- **WRITTEN TASK**: Every line below is to be quoted exactly, with nothing added or dropped.

[Records from a data source]
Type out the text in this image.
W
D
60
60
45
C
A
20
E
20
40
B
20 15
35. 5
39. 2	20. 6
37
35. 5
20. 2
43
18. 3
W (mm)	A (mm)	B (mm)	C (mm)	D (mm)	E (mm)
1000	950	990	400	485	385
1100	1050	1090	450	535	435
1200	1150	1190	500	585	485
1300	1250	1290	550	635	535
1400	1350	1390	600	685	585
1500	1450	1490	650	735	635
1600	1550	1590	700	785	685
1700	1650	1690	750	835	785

- **RESULT FOR THIS EXERCISE**:
Type out the text in this image.
W
D
60
60
45
C
A
20
E
20
40
B
20 15
35. 5
39. 2	20. 6
37
35. 5
20. 2
43
18. 3
W (mm)	A (mm)	B (mm)	C (mm)	D (mm)	E (mm)
1000	950	990	400	485	385
1100	1050	1090	450	535	435
1200	1150	1190	500	585	485
1300	1250	1290	550	635	535
1400	1350	1390	600	685	585
1500	1450	1490	650	735	635
1600	1550	1590	700	785	685
1700	1650	1690	750	835	785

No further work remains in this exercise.